▶ _Exercise_: Working from the listing below, pick each line containing the word "nursing" and copy it.

▶ _Records supplied_:
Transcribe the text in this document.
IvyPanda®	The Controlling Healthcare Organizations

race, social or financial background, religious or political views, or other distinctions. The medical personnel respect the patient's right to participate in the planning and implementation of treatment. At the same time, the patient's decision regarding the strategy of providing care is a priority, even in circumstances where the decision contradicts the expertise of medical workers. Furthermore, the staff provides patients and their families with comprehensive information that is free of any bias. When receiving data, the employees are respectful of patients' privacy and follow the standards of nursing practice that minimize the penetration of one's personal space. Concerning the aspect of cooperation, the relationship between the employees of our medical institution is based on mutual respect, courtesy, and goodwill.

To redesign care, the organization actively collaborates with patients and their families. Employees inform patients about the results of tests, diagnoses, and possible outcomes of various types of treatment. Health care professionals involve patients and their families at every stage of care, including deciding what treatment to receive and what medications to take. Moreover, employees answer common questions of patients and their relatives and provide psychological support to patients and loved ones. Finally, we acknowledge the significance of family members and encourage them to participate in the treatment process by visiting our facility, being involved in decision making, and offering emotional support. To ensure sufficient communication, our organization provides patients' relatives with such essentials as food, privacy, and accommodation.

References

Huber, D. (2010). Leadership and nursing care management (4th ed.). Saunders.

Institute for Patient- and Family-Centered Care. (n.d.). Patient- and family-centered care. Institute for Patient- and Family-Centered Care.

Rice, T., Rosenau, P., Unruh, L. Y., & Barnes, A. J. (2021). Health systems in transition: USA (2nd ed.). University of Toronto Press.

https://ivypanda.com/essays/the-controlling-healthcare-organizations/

▶ _Finished exercise_:
race, social or financial background, religious or political views, or other distinctions. The medical personnel respect the patient's right to participate in the planning and implementation of treatment. At the same time, the patient's decision regarding the strategy of providing care is a priority, even in circumstances where the decision contradicts the expertise of medical workers. Furthermore, the staff provides patients and their families with comprehensive information that is free of any bias. When receiving data, the employees are respectful of patients' privacy and follow the standards of nursing practice that minimize the penetration of one's personal space. Concerning the aspect of cooperation, the relationship between the employees of our medical institution is based on mutual respect, courtesy, and goodwill.
Huber, D. (2010). Leadership and nursing care management (4th ed.). Saunders.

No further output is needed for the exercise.